From the listing below, pull out every line where the string "that" appears.

──────── ROWS ────────

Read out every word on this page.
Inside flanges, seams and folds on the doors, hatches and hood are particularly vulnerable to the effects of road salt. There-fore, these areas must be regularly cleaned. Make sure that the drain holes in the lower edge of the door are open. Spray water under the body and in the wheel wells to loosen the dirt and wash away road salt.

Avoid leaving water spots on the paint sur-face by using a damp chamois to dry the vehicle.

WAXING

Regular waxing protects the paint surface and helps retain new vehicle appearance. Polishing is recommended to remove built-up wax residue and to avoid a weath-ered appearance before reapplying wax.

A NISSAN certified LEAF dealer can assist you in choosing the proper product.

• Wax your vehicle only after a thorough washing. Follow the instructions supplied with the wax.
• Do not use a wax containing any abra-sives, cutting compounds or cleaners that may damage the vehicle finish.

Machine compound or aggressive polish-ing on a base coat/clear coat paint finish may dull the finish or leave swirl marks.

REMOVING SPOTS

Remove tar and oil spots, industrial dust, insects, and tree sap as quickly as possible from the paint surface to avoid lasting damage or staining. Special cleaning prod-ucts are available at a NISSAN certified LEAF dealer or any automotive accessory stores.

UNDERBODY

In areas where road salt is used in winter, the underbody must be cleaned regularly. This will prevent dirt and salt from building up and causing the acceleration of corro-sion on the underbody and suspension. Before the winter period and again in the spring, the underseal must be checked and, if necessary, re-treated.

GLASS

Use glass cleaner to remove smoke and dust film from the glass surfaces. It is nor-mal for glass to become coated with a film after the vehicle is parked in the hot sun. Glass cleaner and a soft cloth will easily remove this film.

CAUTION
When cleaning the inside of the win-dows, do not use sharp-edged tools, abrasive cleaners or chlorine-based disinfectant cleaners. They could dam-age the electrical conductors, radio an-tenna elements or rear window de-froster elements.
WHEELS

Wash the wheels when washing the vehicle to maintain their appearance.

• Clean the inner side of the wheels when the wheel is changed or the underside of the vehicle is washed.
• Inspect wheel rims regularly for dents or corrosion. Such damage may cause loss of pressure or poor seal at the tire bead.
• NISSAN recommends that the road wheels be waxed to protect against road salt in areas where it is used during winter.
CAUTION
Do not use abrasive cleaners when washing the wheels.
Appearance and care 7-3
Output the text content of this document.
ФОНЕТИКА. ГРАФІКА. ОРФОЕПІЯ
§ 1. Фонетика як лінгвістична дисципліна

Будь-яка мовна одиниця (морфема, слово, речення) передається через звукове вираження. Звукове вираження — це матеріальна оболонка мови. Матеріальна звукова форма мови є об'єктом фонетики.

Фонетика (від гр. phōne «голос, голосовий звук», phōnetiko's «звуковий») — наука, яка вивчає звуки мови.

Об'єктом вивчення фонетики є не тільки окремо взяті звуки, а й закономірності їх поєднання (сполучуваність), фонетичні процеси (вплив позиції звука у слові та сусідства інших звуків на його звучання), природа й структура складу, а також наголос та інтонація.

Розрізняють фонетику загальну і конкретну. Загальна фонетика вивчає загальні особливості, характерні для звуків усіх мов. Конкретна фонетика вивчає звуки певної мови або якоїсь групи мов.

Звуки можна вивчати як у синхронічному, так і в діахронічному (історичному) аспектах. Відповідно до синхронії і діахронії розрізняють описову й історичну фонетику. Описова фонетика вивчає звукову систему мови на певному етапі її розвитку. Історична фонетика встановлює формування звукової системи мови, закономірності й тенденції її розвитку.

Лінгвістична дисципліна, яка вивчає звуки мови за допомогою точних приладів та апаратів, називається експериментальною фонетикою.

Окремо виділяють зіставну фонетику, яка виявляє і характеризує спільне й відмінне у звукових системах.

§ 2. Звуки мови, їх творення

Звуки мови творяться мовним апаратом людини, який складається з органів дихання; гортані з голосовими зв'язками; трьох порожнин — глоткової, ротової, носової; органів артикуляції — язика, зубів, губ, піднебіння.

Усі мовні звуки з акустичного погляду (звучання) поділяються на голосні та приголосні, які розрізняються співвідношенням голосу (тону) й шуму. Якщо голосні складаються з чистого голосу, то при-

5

────────

> WORKED ANSWER:
Inside flanges, seams and folds on the doors, hatches and hood are particularly vulnerable to the effects of road salt. There-fore, these areas must be regularly cleaned. Make sure that the drain holes in the lower edge of the door are open. Spray water under the body and in the wheel wells to loosen the dirt and wash away road salt.
• Do not use a wax containing any abra-sives, cutting compounds or cleaners that may damage the vehicle finish.
• NISSAN recommends that the road wheels be waxed to protect against road salt in areas where it is used during winter.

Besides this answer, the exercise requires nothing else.